* begin Input for this task *

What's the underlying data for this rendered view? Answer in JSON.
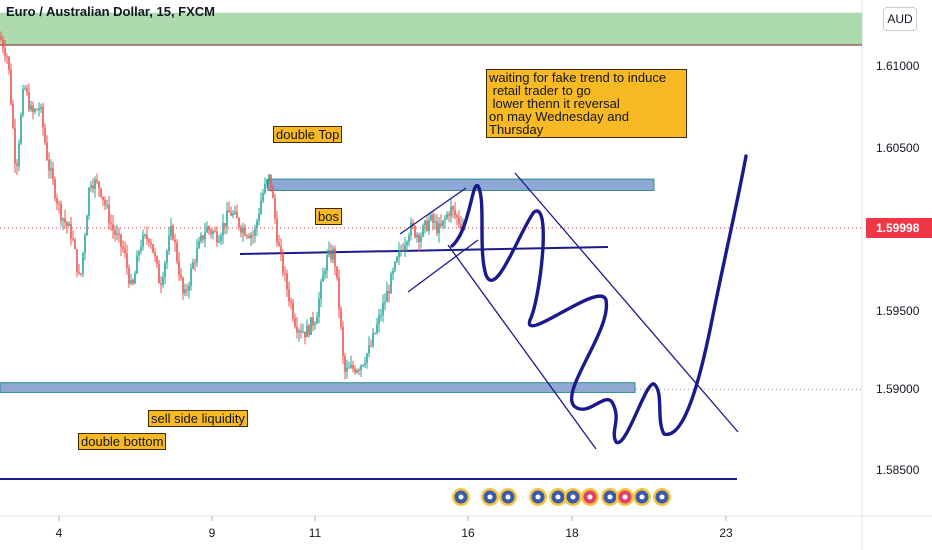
{
  "header": {
    "title": "Euro / Australian Dollar, 15, FXCM",
    "currency_button": "AUD"
  },
  "annotations": {
    "double_top": "double Top",
    "bos": "bos",
    "sell_side": "sell side liquidity",
    "double_bottom": "double bottom",
    "waiting": "waiting for fake trend to induce\n retail trader to go\n lower thenn it reversal\non may Wednesday and\nThursday"
  },
  "colors": {
    "up_candle": "#26a69a",
    "down_candle": "#ef5350",
    "zone_green": "#a5d6a7",
    "zone_blue": "#8fa9d6",
    "drawing": "#1a1a8c",
    "price_label": "#f23645"
  },
  "chart_data": {
    "type": "candlestick",
    "title": "Euro / Australian Dollar, 15, FXCM",
    "y_axis_ticks": [
      "1.61000",
      "1.60500",
      "1.60000",
      "1.59500",
      "1.59000",
      "1.58500"
    ],
    "x_axis_ticks": [
      "4",
      "9",
      "11",
      "16",
      "18",
      "23"
    ],
    "current_price": "1.59998",
    "ylim": [
      1.5805,
      1.613
    ],
    "grid": false,
    "zones": [
      {
        "label": "supply zone",
        "y": [
          1.6113,
          1.6133
        ]
      },
      {
        "label": "double Top zone",
        "y": [
          1.6023,
          1.603
        ]
      },
      {
        "label": "double bottom zone",
        "y": [
          1.5898,
          1.5904
        ]
      }
    ],
    "levels": [
      1.5986,
      1.5846
    ]
  }
}
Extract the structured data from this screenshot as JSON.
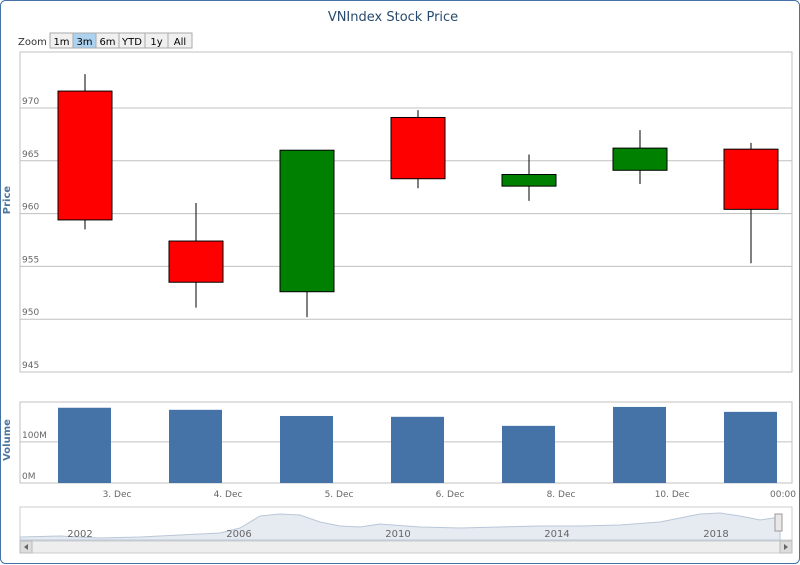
{
  "chart_data": {
    "type": "candlestick",
    "title": "VNIndex Stock Price",
    "zoom": {
      "label": "Zoom",
      "buttons": [
        "1m",
        "3m",
        "6m",
        "YTD",
        "1y",
        "All"
      ],
      "selected": 1
    },
    "categories": [
      null,
      null,
      null,
      null,
      null,
      null,
      null
    ],
    "open": [
      971.6,
      957.4,
      952.6,
      969.1,
      962.6,
      964.1,
      966.1
    ],
    "high": [
      973.2,
      961.0,
      966.0,
      969.8,
      965.6,
      967.9,
      966.7
    ],
    "low": [
      958.5,
      951.1,
      950.2,
      962.4,
      961.2,
      962.8,
      955.3
    ],
    "close": [
      959.4,
      953.5,
      966.0,
      963.3,
      963.7,
      966.2,
      960.4
    ],
    "up_color": "#008000",
    "down_color": "#ff0000",
    "y_label": "Price",
    "ylim": [
      945,
      975.3
    ],
    "yticks": [
      945,
      950,
      955,
      960,
      965,
      970
    ],
    "grid": true,
    "volume": {
      "y_label": "Volume",
      "values": [
        183,
        178,
        163,
        161,
        139,
        185,
        173
      ],
      "color": "#4572a7",
      "ylim": [
        0,
        197
      ],
      "yticks": [
        {
          "value": 0,
          "label": "0M"
        },
        {
          "value": 100,
          "label": "100M"
        }
      ]
    },
    "x_labels": [
      "3. Dec",
      "4. Dec",
      "5. Dec",
      "6. Dec",
      "8. Dec",
      "10. Dec",
      "00:00"
    ],
    "navigator_labels": [
      "2002",
      "2006",
      "2010",
      "2014",
      "2018"
    ]
  }
}
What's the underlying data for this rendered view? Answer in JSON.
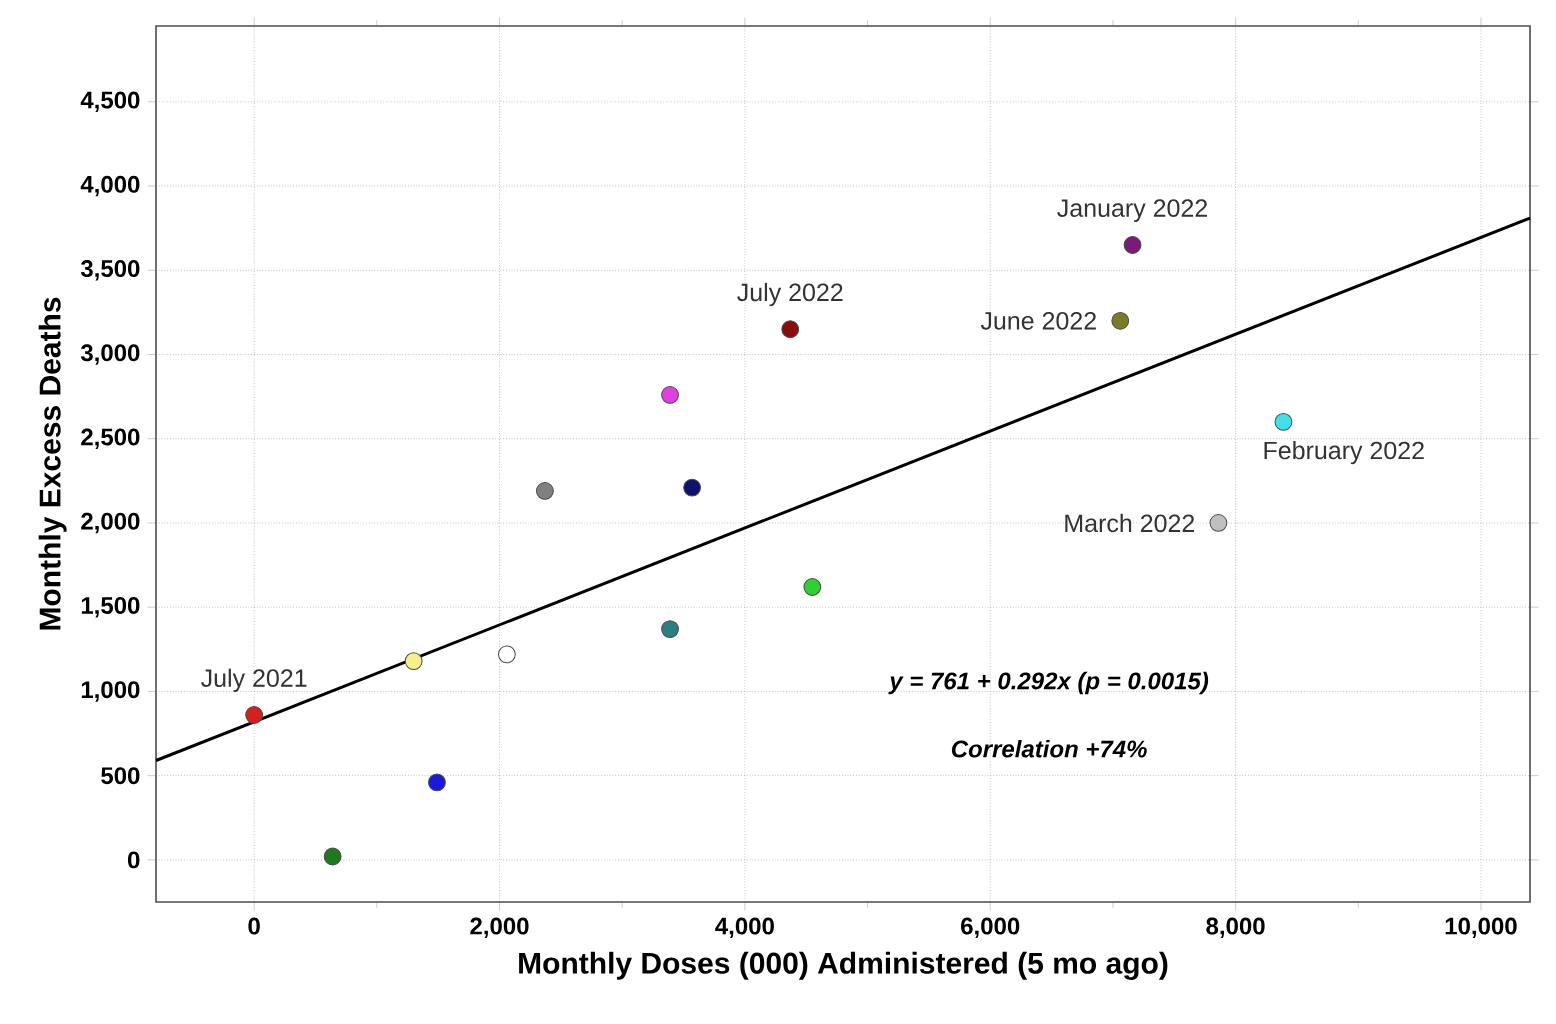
{
  "chart_data": {
    "type": "scatter",
    "xlabel": "Monthly Doses (000) Administered (5 mo ago)",
    "ylabel": "Monthly Excess Deaths",
    "xlim": [
      -800,
      10400
    ],
    "ylim": [
      -250,
      4950
    ],
    "xticks": [
      0,
      {
        "value": 2000,
        "label": "2,000"
      },
      {
        "value": 4000,
        "label": "4,000"
      },
      {
        "value": 6000,
        "label": "6,000"
      },
      {
        "value": 8000,
        "label": "8,000"
      },
      {
        "value": 10000,
        "label": "10,000"
      }
    ],
    "yticks": [
      0,
      500,
      {
        "value": 1000,
        "label": "1,000"
      },
      {
        "value": 1500,
        "label": "1,500"
      },
      {
        "value": 2000,
        "label": "2,000"
      },
      {
        "value": 2500,
        "label": "2,500"
      },
      {
        "value": 3000,
        "label": "3,000"
      },
      {
        "value": 3500,
        "label": "3,500"
      },
      {
        "value": 4000,
        "label": "4,000"
      },
      {
        "value": 4500,
        "label": "4,500"
      }
    ],
    "grid": true,
    "series": [
      {
        "marker": "circle",
        "x": [
          0,
          640,
          1490,
          1300,
          2060,
          2370,
          3390,
          3570,
          3390,
          4370,
          4550,
          7160,
          7060,
          8390,
          7860
        ],
        "values": [
          860,
          20,
          460,
          1180,
          1220,
          2190,
          2760,
          2210,
          1370,
          3150,
          1620,
          3650,
          3200,
          2600,
          2000
        ],
        "colors": [
          "#d62020",
          "#1e7a1e",
          "#1a1adf",
          "#f5f08c",
          "#ffffff",
          "#808080",
          "#e040e0",
          "#101070",
          "#2a8080",
          "#8b0a0a",
          "#30d030",
          "#7a1a7a",
          "#7a7a2a",
          "#40e0e8",
          "#c0c0c0"
        ]
      },
      {
        "type": "line",
        "x": [
          -800,
          10400
        ],
        "values": [
          590,
          3810
        ],
        "color": "#000000"
      }
    ],
    "annotations": [
      {
        "text": "July 2021",
        "x": 0,
        "y": 860
      },
      {
        "text": "July 2022",
        "x": 4370,
        "y": 3150
      },
      {
        "text": "January 2022",
        "x": 7160,
        "y": 3650
      },
      {
        "text": "June 2022",
        "x": 7060,
        "y": 3200
      },
      {
        "text": "March 2022",
        "x": 7860,
        "y": 2000
      },
      {
        "text": "February 2022",
        "x": 8390,
        "y": 2600
      },
      "y = 761 + 0.292x (p = 0.0015)",
      "Correlation +74%"
    ]
  }
}
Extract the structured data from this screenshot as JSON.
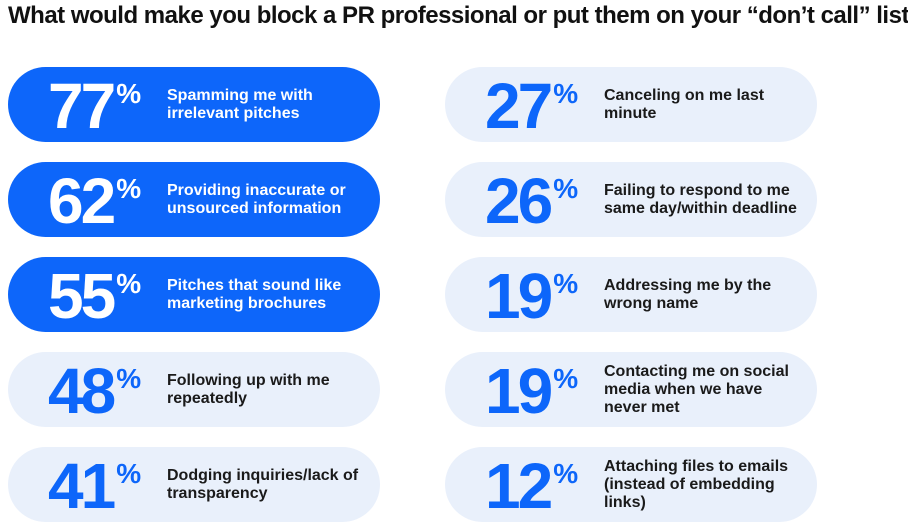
{
  "title": "What would make you block a PR professional or put them on your “don’t call” list?",
  "chart_data": {
    "type": "table",
    "title": "What would make you block a PR professional or put them on your “don’t call” list?",
    "unit": "%",
    "colors": {
      "highlight": "#0d66fa",
      "muted": "#e9f0fb"
    },
    "items": [
      {
        "value": 77,
        "value_label": "77",
        "label": "Spamming me with irrelevant pitches",
        "highlight": true
      },
      {
        "value": 62,
        "value_label": "62",
        "label": "Providing inaccurate or unsourced information",
        "highlight": true
      },
      {
        "value": 55,
        "value_label": "55",
        "label": "Pitches that sound like marketing brochures",
        "highlight": true
      },
      {
        "value": 48,
        "value_label": "48",
        "label": "Following up with me repeatedly",
        "highlight": false
      },
      {
        "value": 41,
        "value_label": "41",
        "label": "Dodging inquiries/lack of transparency",
        "highlight": false
      },
      {
        "value": 27,
        "value_label": "27",
        "label": "Canceling on me last minute",
        "highlight": false
      },
      {
        "value": 26,
        "value_label": "26",
        "label": "Failing to respond to me same day/within deadline",
        "highlight": false
      },
      {
        "value": 19,
        "value_label": "19",
        "label": "Addressing me by the wrong name",
        "highlight": false
      },
      {
        "value": 19,
        "value_label": "19",
        "label": "Contacting me on social media when we have never met",
        "highlight": false
      },
      {
        "value": 12,
        "value_label": "12",
        "label": "Attaching files to emails (instead of embedding links)",
        "highlight": false
      }
    ]
  }
}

* end Input for this task *

§ Short problem
Search the data above for lines holding "text" and copy each of them.

§ Written solution
        "text": "July 2021",
        "text": "July 2022",
        "text": "January 2022",
        "text": "June 2022",
        "text": "March 2022",
        "text": "February 2022",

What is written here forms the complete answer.